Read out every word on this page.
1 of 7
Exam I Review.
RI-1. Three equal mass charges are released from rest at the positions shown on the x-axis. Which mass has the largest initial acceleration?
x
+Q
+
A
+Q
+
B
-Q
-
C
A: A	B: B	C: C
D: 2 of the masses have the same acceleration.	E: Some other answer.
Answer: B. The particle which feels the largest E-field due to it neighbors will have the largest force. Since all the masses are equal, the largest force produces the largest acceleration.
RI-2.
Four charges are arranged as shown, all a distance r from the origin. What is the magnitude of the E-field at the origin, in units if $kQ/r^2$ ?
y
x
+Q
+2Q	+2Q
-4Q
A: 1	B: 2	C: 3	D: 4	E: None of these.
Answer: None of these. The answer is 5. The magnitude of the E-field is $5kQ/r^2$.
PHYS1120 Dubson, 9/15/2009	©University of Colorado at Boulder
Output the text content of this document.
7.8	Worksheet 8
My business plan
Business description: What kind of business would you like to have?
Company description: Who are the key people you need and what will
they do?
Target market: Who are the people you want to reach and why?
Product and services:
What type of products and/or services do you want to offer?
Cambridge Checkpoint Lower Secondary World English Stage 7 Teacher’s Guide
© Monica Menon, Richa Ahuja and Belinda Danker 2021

☆ ☆ ☆ ☆ ☆ ☆ ☆

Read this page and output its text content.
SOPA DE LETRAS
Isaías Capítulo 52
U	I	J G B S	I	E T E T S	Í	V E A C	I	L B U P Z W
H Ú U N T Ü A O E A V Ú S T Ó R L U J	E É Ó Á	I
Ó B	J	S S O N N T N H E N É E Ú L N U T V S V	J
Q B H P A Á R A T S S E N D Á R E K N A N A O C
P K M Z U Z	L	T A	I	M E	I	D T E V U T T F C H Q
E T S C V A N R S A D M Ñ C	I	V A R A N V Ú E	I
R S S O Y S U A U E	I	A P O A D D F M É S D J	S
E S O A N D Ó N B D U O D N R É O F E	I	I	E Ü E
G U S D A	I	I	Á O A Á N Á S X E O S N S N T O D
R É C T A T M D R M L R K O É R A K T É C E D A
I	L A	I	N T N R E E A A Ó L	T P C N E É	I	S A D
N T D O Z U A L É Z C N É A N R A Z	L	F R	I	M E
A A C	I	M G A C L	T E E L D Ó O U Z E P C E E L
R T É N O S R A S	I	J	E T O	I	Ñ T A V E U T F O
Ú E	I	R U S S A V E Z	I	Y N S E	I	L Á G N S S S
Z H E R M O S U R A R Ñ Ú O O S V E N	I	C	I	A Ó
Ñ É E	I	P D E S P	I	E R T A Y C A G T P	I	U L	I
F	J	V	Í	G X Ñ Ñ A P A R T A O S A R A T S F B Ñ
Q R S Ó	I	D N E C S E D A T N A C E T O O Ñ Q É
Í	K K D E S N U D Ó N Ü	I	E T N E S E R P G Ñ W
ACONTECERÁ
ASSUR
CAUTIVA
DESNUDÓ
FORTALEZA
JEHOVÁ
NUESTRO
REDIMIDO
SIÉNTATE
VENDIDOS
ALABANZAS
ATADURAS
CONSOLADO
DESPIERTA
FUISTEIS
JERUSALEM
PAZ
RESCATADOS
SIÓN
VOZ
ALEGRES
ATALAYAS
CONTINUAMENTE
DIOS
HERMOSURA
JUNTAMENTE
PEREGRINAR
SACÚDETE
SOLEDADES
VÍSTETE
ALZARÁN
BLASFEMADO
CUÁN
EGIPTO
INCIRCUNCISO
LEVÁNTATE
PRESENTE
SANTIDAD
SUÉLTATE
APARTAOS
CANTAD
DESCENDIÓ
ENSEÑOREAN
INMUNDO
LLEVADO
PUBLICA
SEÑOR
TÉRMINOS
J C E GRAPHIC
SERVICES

☆ ☆ ☆ ☆ ☆ ☆ ☆

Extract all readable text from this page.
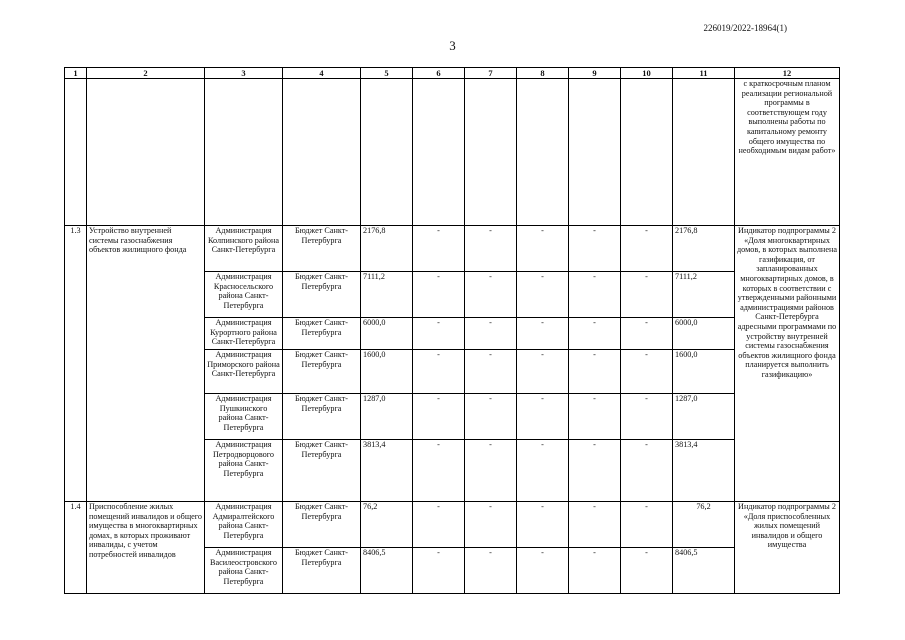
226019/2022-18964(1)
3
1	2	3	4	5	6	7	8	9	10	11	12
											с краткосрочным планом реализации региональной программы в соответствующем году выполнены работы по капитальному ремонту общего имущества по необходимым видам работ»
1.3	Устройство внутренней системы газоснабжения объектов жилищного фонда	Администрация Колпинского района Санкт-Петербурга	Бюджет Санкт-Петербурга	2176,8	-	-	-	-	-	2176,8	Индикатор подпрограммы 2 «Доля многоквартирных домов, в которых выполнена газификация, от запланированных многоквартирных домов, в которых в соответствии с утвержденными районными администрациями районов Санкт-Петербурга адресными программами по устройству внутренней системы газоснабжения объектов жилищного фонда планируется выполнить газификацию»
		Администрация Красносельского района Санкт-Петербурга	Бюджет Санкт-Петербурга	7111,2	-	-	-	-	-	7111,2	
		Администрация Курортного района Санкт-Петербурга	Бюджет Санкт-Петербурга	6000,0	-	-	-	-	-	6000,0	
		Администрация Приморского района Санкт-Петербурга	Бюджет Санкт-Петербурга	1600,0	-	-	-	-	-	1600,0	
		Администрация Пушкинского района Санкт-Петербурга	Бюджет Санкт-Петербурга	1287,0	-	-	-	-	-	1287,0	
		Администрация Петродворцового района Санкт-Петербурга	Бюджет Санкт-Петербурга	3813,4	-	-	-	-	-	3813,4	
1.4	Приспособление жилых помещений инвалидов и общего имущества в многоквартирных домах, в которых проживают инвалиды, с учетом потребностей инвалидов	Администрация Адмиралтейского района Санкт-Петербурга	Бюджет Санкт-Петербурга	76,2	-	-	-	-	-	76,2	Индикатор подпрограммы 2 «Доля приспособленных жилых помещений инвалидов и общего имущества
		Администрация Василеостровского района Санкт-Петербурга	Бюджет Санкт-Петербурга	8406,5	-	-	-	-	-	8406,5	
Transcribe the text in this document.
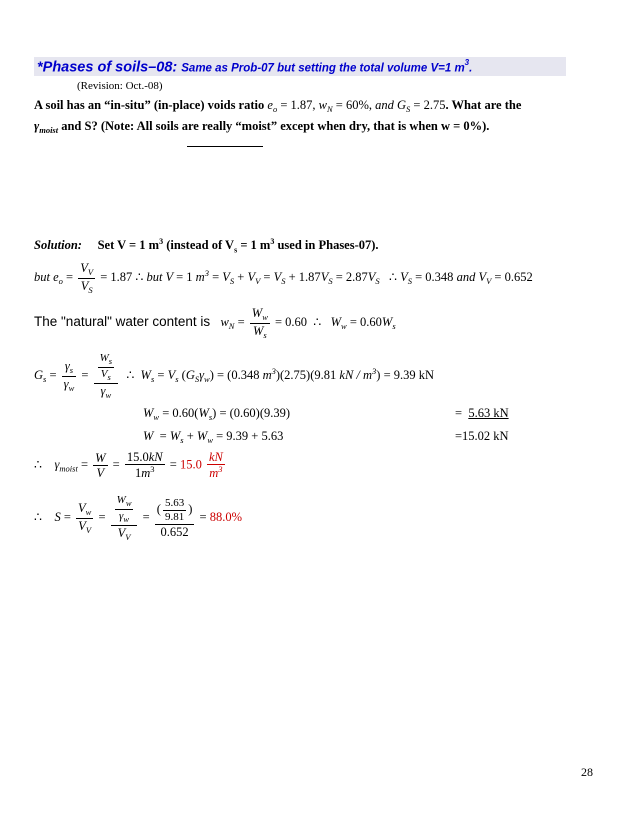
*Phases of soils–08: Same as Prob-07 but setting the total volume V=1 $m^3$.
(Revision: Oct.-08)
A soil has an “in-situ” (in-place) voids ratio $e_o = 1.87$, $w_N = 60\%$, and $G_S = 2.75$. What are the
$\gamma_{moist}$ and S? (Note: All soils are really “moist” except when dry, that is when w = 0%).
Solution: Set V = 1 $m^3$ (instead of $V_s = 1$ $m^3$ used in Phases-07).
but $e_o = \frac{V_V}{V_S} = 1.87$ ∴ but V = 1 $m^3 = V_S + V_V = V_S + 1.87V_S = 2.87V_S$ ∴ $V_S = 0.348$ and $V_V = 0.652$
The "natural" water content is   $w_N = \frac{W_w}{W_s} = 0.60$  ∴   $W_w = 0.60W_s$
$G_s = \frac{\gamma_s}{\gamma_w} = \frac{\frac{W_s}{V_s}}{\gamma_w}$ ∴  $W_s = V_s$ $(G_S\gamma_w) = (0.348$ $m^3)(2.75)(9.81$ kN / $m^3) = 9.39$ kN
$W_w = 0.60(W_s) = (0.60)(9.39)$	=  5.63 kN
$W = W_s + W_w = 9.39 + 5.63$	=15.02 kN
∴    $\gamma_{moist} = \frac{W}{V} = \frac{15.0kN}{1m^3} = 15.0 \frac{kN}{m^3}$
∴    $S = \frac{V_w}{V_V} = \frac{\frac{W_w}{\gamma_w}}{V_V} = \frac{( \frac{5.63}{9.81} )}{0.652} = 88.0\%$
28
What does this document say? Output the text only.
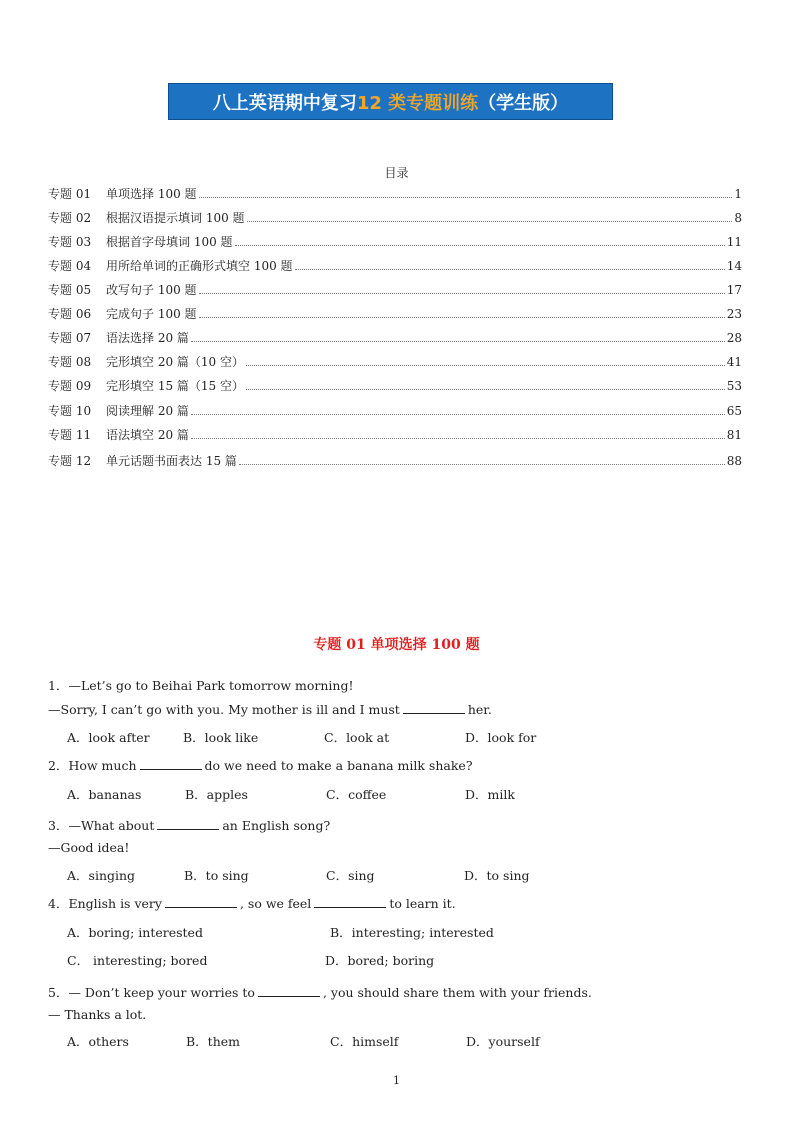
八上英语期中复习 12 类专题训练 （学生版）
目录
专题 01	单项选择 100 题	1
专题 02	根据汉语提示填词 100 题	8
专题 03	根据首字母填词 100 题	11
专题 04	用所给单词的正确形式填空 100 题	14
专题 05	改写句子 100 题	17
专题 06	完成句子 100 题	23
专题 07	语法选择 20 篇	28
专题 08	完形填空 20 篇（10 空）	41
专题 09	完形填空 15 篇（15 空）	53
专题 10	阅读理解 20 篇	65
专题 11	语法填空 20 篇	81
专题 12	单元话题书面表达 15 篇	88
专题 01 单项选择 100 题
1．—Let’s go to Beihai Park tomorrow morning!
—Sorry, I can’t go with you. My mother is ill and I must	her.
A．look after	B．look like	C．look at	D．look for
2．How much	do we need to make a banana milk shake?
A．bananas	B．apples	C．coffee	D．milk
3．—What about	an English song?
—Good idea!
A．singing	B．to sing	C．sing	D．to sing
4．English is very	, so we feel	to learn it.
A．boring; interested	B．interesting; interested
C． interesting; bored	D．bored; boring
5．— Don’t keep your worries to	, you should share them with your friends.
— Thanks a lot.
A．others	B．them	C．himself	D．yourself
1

☆ ☆ ☆ ☆ ☆ ☆ ☆

* **Required task**: Lines that hold the word "Доля" are the ones to return, every one of them.

* **Solution to the problem**:
1.3	Устройство внутренней системы газоснабжения объектов жилищного фонда	Администрация Колпинского района Санкт-Петербурга	Бюджет Санкт-Петербурга	2176,8	-	-	-	-	-	2176,8	Индикатор подпрограммы 2 «Доля многоквартирных домов, в которых выполнена газификация, от запланированных многоквартирных домов, в которых в соответствии с утвержденными районными администрациями районов Санкт-Петербурга адресными программами по устройству внутренней системы газоснабжения объектов жилищного фонда планируется выполнить газификацию»
1.4	Приспособление жилых помещений инвалидов и общего имущества в многоквартирных домах, в которых проживают инвалиды, с учетом потребностей инвалидов	Администрация Адмиралтейского района Санкт-Петербурга	Бюджет Санкт-Петербурга	76,2	-	-	-	-	-	76,2	Индикатор подпрограммы 2 «Доля приспособленных жилых помещений инвалидов и общего имущества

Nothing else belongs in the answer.